In the listing that follows, count each line where the word "يقول" appears; write nothing but the count.

**** Records for this exercise ****

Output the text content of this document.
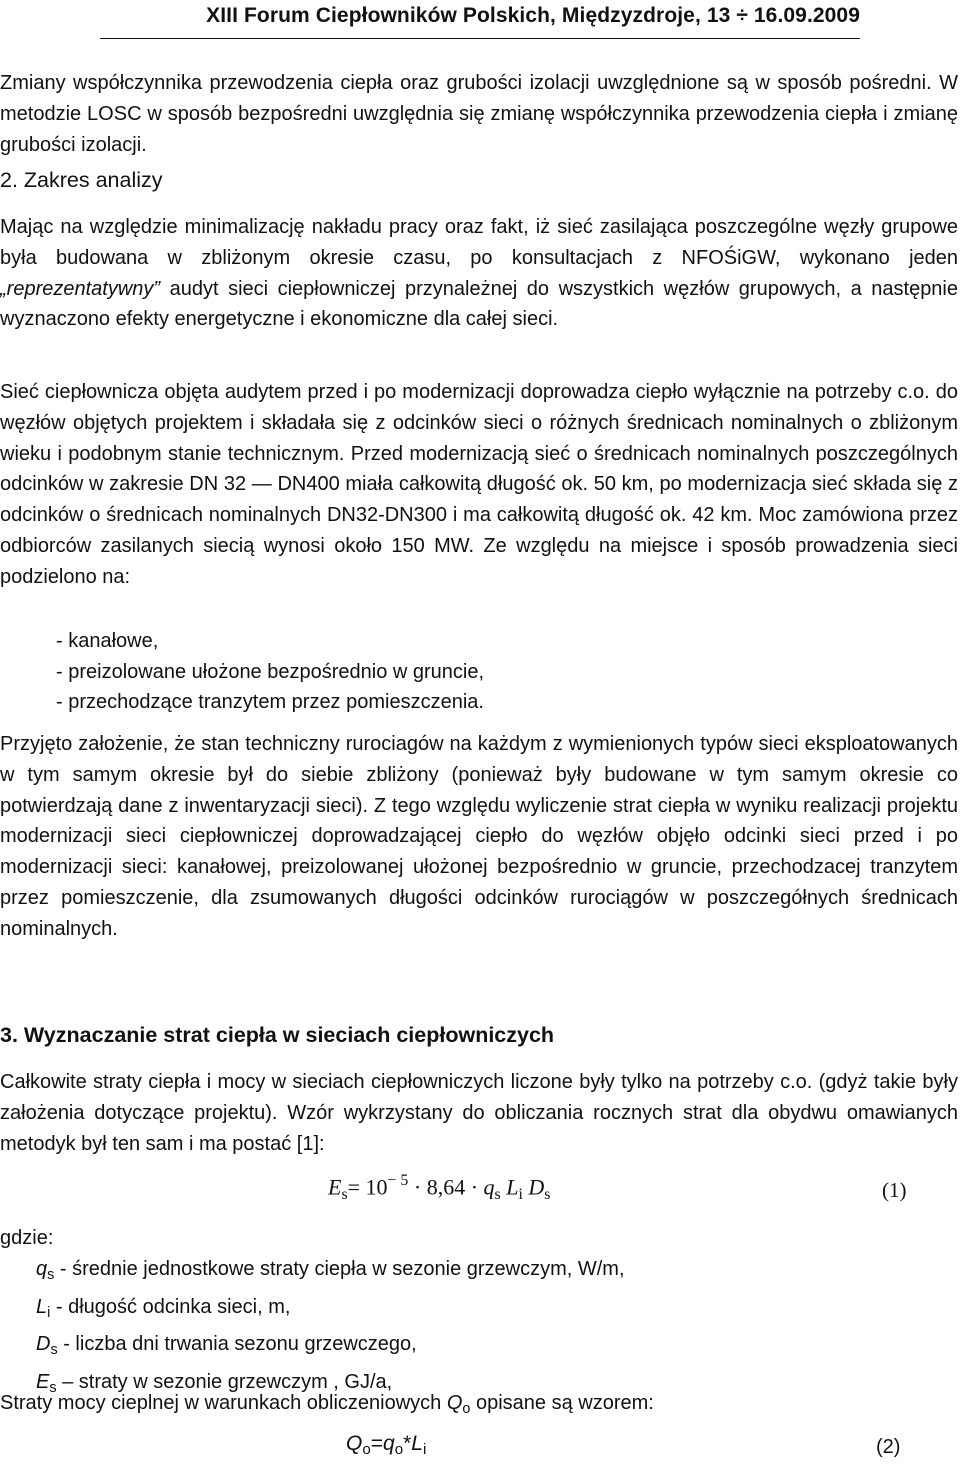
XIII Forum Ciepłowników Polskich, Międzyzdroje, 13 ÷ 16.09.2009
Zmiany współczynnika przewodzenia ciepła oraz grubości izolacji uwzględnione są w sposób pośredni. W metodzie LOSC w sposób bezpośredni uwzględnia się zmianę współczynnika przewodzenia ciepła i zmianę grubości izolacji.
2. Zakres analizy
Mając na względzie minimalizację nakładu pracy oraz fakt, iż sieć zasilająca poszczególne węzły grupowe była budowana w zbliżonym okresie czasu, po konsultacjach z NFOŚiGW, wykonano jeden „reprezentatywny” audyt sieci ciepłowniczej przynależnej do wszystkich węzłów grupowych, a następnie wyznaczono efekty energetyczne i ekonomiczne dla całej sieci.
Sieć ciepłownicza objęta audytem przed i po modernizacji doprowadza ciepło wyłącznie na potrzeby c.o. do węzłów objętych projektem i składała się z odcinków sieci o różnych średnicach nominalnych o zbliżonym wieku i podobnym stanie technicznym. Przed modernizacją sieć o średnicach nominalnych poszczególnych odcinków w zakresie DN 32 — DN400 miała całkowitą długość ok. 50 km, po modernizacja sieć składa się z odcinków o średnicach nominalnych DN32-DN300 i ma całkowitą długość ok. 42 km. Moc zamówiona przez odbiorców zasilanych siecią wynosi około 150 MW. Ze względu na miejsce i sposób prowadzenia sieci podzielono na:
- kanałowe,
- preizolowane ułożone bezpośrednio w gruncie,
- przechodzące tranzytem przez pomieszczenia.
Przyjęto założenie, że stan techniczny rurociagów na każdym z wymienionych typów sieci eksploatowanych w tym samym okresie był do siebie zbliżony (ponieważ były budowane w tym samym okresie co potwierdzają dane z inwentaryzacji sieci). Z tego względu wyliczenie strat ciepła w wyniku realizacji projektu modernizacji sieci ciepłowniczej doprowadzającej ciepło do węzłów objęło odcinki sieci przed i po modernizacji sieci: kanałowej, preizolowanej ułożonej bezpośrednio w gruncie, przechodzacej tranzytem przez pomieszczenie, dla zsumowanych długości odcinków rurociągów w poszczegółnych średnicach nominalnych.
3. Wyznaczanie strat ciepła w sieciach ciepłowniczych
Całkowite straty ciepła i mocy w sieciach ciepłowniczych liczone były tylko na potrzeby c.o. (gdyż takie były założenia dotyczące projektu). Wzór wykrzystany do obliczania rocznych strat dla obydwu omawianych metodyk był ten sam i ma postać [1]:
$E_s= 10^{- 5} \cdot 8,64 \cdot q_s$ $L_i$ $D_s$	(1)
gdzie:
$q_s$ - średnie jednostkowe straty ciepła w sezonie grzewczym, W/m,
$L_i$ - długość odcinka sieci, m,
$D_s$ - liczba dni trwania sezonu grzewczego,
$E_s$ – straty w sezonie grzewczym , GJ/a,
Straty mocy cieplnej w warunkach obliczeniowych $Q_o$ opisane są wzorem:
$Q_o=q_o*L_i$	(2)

****
**** Records for this exercise ****

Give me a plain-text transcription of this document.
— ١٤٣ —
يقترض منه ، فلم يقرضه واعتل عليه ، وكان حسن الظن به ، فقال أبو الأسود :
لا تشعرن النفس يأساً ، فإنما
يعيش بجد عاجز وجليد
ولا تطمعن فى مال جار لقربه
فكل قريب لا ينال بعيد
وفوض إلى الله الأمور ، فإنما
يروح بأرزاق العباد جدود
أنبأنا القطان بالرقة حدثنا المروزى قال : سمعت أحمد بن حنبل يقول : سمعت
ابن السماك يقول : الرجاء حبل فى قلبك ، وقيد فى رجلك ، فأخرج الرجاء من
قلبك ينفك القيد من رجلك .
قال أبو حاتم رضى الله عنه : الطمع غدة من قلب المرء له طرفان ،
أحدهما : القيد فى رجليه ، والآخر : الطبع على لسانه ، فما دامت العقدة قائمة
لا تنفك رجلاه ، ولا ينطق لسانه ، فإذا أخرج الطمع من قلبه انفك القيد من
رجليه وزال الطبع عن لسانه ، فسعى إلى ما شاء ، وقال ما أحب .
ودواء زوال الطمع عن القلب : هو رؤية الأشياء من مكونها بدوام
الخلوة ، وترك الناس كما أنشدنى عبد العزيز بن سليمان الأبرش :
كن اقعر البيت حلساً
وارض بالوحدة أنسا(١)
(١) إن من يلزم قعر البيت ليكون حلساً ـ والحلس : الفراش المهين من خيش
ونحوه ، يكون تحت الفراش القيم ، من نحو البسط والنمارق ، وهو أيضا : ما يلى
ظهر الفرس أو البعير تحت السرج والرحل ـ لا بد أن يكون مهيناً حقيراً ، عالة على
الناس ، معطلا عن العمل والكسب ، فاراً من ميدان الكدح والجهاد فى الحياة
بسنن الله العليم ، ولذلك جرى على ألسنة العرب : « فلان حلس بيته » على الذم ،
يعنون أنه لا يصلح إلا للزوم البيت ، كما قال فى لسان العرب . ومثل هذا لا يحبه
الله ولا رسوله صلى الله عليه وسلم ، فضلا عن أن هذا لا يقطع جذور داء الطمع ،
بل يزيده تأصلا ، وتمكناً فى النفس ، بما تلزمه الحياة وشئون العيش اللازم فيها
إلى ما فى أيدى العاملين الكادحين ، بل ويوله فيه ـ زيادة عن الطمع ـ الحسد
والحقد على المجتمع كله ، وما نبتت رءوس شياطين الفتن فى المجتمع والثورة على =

****

== Response below ==
2